- Task details -
Copy every line of the entries that includes the word "観音寺市立観音寺中学校".

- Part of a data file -
>> BEGIN

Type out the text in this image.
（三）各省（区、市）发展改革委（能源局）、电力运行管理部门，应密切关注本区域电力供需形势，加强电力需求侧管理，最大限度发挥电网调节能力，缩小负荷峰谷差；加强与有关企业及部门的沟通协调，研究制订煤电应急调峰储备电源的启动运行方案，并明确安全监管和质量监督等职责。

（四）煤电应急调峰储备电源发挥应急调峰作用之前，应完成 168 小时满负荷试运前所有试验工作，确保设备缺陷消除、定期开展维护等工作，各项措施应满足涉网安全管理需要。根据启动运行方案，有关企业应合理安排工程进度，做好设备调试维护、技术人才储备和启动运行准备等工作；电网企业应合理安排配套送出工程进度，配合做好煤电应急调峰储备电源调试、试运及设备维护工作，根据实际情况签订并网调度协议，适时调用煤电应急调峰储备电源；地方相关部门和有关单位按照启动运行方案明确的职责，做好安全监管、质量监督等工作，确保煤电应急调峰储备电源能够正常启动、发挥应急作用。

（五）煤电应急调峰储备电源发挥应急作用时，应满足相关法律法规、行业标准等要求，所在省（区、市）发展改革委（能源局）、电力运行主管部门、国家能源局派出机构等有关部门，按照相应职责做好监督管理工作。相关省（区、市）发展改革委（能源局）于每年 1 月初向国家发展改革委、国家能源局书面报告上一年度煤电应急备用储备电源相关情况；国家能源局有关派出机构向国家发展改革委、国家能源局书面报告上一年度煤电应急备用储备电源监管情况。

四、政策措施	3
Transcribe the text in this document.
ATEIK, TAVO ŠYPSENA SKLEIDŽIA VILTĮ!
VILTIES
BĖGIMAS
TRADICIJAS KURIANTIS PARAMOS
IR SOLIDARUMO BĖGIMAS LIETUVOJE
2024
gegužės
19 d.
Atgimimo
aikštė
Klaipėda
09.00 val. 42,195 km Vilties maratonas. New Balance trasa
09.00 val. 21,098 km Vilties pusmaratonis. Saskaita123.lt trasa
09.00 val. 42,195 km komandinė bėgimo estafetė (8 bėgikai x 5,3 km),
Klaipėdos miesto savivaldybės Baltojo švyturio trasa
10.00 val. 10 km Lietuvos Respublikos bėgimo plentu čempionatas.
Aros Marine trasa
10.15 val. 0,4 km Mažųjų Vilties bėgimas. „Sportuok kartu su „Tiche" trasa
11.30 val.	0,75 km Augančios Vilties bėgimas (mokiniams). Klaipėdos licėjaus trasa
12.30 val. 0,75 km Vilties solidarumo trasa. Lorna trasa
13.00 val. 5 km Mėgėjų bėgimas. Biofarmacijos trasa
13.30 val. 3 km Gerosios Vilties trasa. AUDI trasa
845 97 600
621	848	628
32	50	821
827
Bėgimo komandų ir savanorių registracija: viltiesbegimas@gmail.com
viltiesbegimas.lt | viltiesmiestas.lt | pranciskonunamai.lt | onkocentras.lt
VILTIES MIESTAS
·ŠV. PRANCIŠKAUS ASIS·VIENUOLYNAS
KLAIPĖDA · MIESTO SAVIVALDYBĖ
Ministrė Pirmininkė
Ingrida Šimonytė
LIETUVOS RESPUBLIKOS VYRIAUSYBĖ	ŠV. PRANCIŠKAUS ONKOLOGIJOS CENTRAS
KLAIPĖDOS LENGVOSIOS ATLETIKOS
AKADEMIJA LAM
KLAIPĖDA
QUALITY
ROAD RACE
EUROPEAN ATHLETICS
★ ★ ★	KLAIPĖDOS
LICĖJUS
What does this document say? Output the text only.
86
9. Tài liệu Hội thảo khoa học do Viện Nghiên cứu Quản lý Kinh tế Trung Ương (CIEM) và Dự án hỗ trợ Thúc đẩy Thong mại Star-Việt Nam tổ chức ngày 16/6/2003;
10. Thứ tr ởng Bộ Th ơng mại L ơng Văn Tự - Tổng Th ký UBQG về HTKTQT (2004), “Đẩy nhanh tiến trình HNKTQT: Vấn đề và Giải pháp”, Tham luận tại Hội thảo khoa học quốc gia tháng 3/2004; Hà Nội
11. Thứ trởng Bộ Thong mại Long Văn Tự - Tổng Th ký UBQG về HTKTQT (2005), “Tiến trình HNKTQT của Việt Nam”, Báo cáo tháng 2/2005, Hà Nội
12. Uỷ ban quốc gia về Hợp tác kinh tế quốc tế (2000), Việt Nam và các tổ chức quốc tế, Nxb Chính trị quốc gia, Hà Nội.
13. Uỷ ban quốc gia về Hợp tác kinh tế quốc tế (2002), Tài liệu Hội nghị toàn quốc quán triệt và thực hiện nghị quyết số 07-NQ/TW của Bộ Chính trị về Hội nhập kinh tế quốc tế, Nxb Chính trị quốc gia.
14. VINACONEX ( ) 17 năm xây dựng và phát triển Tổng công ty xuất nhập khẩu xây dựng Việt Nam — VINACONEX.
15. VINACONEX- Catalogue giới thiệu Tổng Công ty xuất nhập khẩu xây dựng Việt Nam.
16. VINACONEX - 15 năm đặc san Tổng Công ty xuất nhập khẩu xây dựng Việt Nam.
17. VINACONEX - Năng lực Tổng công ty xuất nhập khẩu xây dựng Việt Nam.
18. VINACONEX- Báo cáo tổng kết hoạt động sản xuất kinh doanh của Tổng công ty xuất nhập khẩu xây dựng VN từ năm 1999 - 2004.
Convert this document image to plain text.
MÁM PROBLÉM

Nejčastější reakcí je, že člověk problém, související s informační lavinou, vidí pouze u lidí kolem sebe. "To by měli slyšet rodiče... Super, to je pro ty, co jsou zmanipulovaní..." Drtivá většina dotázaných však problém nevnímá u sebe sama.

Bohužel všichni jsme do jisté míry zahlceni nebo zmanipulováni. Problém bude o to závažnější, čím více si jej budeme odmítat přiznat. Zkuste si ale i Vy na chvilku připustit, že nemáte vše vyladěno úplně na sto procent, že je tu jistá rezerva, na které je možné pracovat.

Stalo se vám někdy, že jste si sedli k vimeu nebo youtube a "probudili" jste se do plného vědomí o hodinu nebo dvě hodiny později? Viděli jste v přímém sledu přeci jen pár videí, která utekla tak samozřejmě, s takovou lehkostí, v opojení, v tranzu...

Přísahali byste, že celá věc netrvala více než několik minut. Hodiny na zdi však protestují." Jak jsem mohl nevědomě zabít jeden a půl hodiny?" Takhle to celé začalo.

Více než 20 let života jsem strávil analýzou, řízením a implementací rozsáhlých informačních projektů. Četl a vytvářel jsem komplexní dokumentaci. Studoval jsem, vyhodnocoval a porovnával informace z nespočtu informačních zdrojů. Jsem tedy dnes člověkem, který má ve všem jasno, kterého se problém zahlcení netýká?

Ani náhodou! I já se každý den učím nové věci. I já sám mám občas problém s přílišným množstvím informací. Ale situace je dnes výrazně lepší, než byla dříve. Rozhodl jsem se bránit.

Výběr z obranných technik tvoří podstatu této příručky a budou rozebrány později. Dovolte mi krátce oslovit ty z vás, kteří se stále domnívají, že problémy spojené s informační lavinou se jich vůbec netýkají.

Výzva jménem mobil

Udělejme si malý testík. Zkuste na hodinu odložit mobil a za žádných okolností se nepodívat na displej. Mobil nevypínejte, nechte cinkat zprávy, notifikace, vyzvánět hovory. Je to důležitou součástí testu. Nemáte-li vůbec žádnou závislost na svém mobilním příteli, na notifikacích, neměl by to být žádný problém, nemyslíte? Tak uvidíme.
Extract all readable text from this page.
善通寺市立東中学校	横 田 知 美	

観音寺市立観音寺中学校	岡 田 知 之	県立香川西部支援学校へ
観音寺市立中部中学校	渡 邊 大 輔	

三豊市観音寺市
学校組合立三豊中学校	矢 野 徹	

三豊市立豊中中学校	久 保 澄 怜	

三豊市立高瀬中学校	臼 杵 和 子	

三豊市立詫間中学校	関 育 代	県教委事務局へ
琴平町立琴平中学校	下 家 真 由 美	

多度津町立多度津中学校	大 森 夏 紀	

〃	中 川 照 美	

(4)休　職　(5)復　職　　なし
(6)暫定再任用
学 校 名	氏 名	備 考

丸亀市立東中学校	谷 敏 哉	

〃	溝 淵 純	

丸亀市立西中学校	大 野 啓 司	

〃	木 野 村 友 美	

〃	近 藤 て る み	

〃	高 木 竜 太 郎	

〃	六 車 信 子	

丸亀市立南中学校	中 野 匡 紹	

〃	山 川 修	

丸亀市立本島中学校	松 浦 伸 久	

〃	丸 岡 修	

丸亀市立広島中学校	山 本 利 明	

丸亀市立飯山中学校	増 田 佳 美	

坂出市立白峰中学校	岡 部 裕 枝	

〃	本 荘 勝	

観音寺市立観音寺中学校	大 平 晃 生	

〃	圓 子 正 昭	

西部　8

>> END

- Written answer -
観音寺市立観音寺中学校	岡 田 知 之	県立香川西部支援学校へ
観音寺市立観音寺中学校	大 平 晃 生	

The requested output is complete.